:: Supplied material
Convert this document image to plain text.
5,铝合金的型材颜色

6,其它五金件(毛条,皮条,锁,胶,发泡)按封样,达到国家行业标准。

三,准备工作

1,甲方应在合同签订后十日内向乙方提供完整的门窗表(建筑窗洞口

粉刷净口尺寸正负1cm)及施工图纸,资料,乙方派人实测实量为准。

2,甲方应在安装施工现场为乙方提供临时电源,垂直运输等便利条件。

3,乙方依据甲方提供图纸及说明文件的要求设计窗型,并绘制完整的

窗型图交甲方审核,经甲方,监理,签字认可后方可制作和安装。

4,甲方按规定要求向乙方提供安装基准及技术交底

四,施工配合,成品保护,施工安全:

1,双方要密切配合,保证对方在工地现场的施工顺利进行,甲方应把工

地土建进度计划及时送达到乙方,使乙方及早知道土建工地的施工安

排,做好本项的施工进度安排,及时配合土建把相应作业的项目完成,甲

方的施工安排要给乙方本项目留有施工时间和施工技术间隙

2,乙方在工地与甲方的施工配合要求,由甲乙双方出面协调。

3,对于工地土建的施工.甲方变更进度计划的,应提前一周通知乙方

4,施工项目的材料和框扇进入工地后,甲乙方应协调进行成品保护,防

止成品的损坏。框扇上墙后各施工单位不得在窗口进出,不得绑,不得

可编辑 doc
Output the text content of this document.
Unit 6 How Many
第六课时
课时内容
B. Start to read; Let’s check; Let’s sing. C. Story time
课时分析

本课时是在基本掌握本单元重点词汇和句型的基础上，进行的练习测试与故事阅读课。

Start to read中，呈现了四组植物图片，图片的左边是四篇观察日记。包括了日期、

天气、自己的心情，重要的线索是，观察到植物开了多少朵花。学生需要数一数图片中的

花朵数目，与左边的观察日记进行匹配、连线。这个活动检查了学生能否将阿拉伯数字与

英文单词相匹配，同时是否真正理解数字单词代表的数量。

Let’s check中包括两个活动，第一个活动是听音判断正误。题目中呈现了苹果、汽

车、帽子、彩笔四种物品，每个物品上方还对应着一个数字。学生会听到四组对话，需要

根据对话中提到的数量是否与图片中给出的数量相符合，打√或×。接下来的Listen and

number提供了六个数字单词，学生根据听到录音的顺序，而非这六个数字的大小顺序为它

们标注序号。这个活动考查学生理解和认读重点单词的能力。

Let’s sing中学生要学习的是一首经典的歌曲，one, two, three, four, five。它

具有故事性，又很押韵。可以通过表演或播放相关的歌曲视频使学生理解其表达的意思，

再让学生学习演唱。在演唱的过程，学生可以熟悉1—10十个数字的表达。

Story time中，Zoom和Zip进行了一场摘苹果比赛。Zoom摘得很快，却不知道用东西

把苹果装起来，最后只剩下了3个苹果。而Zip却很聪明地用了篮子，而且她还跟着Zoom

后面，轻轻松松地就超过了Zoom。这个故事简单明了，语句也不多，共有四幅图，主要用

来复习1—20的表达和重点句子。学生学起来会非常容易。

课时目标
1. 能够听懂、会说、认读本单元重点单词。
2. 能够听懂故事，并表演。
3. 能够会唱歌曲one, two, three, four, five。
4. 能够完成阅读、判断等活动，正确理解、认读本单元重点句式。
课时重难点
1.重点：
::::
(Exercise prompt):
Transcribe every entry word for word.

(Complete response):
Convert this document image to plain text.
5,铝合金的型材颜色

6,其它五金件(毛条,皮条,锁,胶,发泡)按封样,达到国家行业标准。

三,准备工作

1,甲方应在合同签订后十日内向乙方提供完整的门窗表(建筑窗洞口

粉刷净口尺寸正负1cm)及施工图纸,资料,乙方派人实测实量为准。

2,甲方应在安装施工现场为乙方提供临时电源,垂直运输等便利条件。

3,乙方依据甲方提供图纸及说明文件的要求设计窗型,并绘制完整的

窗型图交甲方审核,经甲方,监理,签字认可后方可制作和安装。

4,甲方按规定要求向乙方提供安装基准及技术交底

四,施工配合,成品保护,施工安全:

1,双方要密切配合,保证对方在工地现场的施工顺利进行,甲方应把工

地土建进度计划及时送达到乙方,使乙方及早知道土建工地的施工安

排,做好本项的施工进度安排,及时配合土建把相应作业的项目完成,甲

方的施工安排要给乙方本项目留有施工时间和施工技术间隙

2,乙方在工地与甲方的施工配合要求,由甲乙双方出面协调。

3,对于工地土建的施工.甲方变更进度计划的,应提前一周通知乙方

4,施工项目的材料和框扇进入工地后,甲乙方应协调进行成品保护,防

止成品的损坏。框扇上墙后各施工单位不得在窗口进出,不得绑,不得

可编辑 doc
Output the text content of this document.
Unit 6 How Many
第六课时
课时内容
B. Start to read; Let’s check; Let’s sing. C. Story time
课时分析

本课时是在基本掌握本单元重点词汇和句型的基础上，进行的练习测试与故事阅读课。

Start to read中，呈现了四组植物图片，图片的左边是四篇观察日记。包括了日期、

天气、自己的心情，重要的线索是，观察到植物开了多少朵花。学生需要数一数图片中的

花朵数目，与左边的观察日记进行匹配、连线。这个活动检查了学生能否将阿拉伯数字与

英文单词相匹配，同时是否真正理解数字单词代表的数量。

Let’s check中包括两个活动，第一个活动是听音判断正误。题目中呈现了苹果、汽

车、帽子、彩笔四种物品，每个物品上方还对应着一个数字。学生会听到四组对话，需要

根据对话中提到的数量是否与图片中给出的数量相符合，打√或×。接下来的Listen and

number提供了六个数字单词，学生根据听到录音的顺序，而非这六个数字的大小顺序为它

们标注序号。这个活动考查学生理解和认读重点单词的能力。

Let’s sing中学生要学习的是一首经典的歌曲，one, two, three, four, five。它

具有故事性，又很押韵。可以通过表演或播放相关的歌曲视频使学生理解其表达的意思，

再让学生学习演唱。在演唱的过程，学生可以熟悉1—10十个数字的表达。

Story time中，Zoom和Zip进行了一场摘苹果比赛。Zoom摘得很快，却不知道用东西

把苹果装起来，最后只剩下了3个苹果。而Zip却很聪明地用了篮子，而且她还跟着Zoom

后面，轻轻松松地就超过了Zoom。这个故事简单明了，语句也不多，共有四幅图，主要用

来复习1—20的表达和重点句子。学生学起来会非常容易。

课时目标
1. 能够听懂、会说、认读本单元重点单词。
2. 能够听懂故事，并表演。
3. 能够会唱歌曲one, two, three, four, five。
4. 能够完成阅读、判断等活动，正确理解、认读本单元重点句式。
课时重难点
1.重点：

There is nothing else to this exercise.